Written task | Transcribe the records that follow exactly. Skip the pictures.
╭──
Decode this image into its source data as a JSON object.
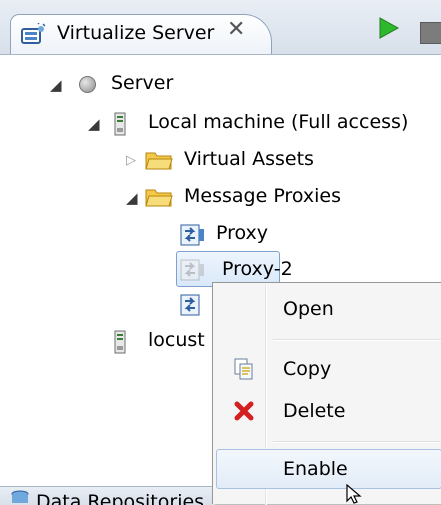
{
  "view": {
    "tab_title": "Virtualize Server",
    "tab_close": "✕",
    "toolbar": {
      "run_icon": "run-icon",
      "stop_icon": "stop-icon"
    }
  },
  "tree": {
    "server": "Server",
    "local_machine": "Local machine (Full access)",
    "virtual_assets": "Virtual Assets",
    "message_proxies": "Message Proxies",
    "proxy": "Proxy",
    "proxy2": "Proxy-2",
    "locust": "locust"
  },
  "context_menu": {
    "open": "Open",
    "copy": "Copy",
    "delete": "Delete",
    "enable": "Enable"
  },
  "bottom_tab": {
    "label": "Data Repositories"
  },
  "colors": {
    "run_green": "#2eb82e",
    "delete_red": "#d42020",
    "folder_yellow": "#f2c94c"
  }
}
╰──
Result |
Decode this image into its source data as a JSON object.
{
  "view": {
    "tab_title": "Virtualize Server",
    "tab_close": "✕",
    "toolbar": {
      "run_icon": "run-icon",
      "stop_icon": "stop-icon"
    }
  },
  "tree": {
    "server": "Server",
    "local_machine": "Local machine (Full access)",
    "virtual_assets": "Virtual Assets",
    "message_proxies": "Message Proxies",
    "proxy": "Proxy",
    "proxy2": "Proxy-2",
    "locust": "locust"
  },
  "context_menu": {
    "open": "Open",
    "copy": "Copy",
    "delete": "Delete",
    "enable": "Enable"
  },
  "bottom_tab": {
    "label": "Data Repositories"
  },
  "colors": {
    "run_green": "#2eb82e",
    "delete_red": "#d42020",
    "folder_yellow": "#f2c94c"
  }
}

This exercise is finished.